- [Given instruction] Look through the data and write out every line with the word "screenshot" in it.

- [Supplied records]

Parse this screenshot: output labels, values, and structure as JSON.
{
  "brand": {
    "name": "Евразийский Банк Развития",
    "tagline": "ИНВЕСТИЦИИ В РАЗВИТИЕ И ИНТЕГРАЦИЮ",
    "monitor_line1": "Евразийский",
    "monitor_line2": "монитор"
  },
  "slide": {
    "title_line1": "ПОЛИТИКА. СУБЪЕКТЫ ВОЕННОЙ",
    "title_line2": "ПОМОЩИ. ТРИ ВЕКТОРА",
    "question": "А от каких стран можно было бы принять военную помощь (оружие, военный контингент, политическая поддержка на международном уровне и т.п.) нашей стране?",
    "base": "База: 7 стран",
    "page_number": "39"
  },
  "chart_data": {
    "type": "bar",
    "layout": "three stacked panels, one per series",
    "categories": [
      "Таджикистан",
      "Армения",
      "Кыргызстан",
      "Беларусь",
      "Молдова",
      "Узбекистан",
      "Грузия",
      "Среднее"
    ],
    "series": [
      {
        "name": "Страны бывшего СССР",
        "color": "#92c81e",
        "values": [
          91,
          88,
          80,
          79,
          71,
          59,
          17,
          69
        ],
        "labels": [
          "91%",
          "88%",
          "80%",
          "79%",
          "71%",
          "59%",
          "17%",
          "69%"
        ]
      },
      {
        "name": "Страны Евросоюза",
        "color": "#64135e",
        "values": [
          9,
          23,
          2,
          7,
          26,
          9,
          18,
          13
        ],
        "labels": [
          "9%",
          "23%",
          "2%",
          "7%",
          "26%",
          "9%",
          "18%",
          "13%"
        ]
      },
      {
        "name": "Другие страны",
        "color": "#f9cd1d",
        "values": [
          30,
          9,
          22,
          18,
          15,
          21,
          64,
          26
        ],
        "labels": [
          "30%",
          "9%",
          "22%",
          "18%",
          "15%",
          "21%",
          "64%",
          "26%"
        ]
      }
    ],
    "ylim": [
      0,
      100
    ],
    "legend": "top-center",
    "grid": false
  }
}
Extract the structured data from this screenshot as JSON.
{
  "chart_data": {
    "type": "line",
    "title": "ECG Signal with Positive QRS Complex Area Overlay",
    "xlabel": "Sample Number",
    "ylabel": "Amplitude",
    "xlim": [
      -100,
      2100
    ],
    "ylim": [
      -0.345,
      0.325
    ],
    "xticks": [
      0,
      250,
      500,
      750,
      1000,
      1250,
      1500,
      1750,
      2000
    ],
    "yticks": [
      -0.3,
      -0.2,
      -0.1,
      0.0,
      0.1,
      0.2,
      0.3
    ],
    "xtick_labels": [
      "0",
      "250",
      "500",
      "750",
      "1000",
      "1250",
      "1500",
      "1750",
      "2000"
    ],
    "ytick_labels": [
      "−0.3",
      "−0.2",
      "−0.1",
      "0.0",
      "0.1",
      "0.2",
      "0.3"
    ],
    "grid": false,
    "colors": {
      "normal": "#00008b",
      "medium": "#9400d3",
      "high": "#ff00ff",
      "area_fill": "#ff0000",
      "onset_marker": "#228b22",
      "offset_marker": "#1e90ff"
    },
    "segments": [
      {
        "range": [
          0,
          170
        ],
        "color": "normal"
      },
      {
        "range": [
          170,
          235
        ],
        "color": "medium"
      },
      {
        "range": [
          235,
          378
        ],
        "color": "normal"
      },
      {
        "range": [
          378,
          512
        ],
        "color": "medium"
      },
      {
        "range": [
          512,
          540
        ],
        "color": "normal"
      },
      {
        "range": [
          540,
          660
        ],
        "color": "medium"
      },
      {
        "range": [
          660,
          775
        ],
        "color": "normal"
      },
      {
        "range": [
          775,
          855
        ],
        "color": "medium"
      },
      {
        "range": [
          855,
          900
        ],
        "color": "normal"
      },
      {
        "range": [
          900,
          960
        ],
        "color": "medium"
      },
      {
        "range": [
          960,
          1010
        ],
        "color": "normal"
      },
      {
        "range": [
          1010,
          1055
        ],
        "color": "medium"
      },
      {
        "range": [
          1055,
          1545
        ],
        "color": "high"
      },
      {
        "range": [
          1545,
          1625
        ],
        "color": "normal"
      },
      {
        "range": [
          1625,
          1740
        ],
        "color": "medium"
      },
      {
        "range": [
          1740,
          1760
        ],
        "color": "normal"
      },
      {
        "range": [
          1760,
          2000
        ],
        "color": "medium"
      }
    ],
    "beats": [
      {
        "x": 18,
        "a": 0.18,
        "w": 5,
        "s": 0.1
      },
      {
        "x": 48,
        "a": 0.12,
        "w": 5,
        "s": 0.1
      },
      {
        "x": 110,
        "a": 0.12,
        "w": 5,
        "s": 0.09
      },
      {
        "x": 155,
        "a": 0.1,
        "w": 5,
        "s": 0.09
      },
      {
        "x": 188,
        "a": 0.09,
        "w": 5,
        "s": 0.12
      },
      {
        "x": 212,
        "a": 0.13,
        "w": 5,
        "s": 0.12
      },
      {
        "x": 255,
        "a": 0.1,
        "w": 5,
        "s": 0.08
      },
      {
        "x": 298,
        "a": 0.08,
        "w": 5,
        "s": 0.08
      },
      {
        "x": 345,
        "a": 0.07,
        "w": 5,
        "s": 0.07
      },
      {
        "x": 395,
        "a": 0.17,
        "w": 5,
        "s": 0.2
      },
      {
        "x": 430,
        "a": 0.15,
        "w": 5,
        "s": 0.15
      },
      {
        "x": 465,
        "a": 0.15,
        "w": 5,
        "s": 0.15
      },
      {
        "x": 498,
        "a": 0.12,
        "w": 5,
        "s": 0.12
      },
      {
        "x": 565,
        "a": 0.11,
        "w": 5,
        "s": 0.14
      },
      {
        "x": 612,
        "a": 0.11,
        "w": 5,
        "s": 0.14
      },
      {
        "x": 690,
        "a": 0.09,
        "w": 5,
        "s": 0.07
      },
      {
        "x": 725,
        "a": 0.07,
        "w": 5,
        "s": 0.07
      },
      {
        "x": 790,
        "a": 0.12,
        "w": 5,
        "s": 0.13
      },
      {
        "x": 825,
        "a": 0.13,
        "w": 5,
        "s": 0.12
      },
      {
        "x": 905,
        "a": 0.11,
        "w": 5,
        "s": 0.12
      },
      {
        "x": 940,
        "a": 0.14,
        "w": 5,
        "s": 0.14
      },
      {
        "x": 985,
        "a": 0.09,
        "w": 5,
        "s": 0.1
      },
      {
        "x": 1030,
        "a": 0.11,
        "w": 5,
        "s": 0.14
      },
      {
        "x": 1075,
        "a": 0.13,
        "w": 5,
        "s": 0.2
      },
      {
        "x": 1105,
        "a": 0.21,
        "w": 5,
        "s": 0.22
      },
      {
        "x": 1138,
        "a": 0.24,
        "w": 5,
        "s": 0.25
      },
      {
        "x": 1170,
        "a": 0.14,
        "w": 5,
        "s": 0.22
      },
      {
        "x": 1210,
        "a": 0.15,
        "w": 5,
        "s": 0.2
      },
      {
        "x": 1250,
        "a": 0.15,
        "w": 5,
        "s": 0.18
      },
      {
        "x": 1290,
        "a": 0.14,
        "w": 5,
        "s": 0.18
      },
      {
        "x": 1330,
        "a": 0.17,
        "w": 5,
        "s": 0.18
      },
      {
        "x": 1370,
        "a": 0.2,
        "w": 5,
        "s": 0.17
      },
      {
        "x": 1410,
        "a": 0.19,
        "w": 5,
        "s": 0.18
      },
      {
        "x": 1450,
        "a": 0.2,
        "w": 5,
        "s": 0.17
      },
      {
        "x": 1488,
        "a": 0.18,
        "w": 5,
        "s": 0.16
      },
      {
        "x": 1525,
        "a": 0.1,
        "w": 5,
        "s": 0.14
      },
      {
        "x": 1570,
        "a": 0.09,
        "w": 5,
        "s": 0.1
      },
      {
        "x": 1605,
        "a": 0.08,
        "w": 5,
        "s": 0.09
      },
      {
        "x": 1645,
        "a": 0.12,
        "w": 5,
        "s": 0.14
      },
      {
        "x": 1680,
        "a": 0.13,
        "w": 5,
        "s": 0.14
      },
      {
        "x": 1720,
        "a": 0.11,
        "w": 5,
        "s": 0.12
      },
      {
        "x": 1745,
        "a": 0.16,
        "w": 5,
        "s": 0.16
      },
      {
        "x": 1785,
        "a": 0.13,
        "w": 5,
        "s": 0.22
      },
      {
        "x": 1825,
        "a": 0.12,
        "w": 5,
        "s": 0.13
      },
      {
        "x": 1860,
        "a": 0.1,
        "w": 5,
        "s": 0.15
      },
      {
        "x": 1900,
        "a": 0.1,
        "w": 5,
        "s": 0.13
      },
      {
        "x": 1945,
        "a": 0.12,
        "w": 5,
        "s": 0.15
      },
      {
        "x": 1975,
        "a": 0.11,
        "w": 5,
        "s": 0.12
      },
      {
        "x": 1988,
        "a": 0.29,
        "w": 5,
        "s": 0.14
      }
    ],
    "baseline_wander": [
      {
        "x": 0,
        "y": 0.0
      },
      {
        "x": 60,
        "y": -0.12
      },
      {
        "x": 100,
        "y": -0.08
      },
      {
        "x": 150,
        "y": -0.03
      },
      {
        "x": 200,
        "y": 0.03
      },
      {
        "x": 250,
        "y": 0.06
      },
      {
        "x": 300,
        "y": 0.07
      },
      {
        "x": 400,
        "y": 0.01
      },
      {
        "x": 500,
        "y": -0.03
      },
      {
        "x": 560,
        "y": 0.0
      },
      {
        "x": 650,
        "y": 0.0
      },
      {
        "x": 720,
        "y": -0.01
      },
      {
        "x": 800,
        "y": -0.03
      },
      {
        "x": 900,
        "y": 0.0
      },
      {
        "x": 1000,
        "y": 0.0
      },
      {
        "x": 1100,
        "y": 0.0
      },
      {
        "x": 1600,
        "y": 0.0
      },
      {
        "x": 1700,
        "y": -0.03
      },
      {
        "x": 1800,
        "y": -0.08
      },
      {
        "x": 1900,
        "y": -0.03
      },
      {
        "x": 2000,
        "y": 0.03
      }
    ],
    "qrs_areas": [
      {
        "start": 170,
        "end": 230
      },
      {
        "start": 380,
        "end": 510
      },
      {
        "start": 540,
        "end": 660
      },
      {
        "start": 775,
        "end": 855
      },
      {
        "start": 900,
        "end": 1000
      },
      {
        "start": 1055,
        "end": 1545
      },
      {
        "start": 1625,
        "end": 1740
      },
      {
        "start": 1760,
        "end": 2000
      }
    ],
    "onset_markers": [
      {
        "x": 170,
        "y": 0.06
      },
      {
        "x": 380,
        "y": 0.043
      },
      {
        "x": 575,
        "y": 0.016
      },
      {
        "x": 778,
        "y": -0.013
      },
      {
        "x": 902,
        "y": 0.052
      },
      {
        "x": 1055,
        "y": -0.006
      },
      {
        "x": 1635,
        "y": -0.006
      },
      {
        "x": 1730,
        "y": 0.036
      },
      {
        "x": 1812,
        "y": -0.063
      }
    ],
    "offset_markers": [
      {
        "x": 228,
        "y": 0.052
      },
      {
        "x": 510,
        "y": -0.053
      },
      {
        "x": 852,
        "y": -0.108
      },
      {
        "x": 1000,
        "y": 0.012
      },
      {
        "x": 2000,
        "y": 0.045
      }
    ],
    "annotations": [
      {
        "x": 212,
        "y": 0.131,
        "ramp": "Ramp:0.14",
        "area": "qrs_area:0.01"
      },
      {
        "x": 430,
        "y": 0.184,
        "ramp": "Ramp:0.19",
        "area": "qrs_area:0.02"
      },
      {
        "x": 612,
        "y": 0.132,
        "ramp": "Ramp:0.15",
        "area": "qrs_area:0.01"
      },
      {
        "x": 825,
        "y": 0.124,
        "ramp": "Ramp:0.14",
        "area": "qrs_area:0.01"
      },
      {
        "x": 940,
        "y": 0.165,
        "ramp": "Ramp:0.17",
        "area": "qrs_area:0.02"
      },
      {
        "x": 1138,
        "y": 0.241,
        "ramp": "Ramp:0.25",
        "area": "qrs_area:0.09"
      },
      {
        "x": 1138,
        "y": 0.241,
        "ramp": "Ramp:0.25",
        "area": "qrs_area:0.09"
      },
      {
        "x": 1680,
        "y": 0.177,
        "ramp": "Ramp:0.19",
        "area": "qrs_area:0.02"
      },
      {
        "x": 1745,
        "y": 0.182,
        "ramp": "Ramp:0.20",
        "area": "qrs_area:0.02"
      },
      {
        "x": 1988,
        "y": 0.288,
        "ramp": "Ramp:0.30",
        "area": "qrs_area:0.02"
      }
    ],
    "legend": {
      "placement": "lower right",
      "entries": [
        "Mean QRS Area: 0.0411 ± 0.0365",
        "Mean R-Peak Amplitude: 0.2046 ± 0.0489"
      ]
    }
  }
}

- [Exercise response]
Parse this screenshot: output labels, values, and structure as JSON.
Extract the structured data from this screenshot as JSON.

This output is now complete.